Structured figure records
+ + +

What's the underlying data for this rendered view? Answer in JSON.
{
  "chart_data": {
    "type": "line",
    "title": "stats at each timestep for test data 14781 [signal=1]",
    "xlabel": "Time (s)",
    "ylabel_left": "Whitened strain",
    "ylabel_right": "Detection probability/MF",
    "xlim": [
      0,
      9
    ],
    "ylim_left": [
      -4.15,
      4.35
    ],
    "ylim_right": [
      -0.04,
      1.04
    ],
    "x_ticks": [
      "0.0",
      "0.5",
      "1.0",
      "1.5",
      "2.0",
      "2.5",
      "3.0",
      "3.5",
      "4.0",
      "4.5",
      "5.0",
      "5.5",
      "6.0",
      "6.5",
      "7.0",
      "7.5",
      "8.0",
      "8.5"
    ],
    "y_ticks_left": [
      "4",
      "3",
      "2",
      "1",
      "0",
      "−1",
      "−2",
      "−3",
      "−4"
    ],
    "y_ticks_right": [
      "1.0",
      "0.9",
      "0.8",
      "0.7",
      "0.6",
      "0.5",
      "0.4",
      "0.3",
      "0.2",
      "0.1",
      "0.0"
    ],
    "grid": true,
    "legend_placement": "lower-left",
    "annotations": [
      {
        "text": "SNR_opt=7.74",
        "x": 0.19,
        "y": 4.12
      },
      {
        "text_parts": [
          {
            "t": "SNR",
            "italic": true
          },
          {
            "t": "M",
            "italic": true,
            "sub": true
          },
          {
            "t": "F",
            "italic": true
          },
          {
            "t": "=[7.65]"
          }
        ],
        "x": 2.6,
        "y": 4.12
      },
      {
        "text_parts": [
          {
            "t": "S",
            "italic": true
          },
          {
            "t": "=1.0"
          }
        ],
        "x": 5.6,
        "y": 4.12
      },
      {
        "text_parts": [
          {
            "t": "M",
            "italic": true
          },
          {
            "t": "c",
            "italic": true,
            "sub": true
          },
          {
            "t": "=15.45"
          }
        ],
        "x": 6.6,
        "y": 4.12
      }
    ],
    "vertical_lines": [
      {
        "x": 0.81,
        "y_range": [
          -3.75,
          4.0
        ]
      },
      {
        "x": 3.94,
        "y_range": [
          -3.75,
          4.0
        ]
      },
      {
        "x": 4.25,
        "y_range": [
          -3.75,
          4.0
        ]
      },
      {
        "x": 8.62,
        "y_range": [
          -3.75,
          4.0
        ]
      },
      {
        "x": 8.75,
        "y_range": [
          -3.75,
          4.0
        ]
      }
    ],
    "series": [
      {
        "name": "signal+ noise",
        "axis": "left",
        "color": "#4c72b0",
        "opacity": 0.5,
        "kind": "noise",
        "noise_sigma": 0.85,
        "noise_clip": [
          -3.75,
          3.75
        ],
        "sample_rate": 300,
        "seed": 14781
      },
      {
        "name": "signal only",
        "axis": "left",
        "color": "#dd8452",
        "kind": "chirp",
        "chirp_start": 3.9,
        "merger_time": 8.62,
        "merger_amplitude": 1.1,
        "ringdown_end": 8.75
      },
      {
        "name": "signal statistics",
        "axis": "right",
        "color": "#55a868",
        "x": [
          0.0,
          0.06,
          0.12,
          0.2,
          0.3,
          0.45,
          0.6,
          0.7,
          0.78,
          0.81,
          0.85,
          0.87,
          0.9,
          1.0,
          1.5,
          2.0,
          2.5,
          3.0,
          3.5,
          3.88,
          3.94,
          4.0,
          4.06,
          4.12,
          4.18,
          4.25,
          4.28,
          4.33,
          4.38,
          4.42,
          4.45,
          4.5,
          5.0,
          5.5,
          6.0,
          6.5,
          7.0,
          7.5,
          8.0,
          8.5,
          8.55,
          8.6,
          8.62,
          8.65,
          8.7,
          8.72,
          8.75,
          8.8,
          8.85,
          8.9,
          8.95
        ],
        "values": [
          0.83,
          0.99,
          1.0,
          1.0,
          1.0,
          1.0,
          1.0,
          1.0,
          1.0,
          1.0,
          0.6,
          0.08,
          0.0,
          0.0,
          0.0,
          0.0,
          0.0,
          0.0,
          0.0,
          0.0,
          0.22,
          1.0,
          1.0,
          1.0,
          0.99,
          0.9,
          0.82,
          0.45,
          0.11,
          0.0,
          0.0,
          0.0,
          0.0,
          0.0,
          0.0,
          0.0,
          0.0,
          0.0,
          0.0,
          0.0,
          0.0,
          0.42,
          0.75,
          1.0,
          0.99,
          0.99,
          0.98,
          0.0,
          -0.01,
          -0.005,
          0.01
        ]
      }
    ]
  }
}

+ + +

Collect each line of the entries that has the word "name", copying it in full.

# WORKED SOLUTION
        "name": "signal+ noise",
        "name": "signal only",
        "name": "signal statistics",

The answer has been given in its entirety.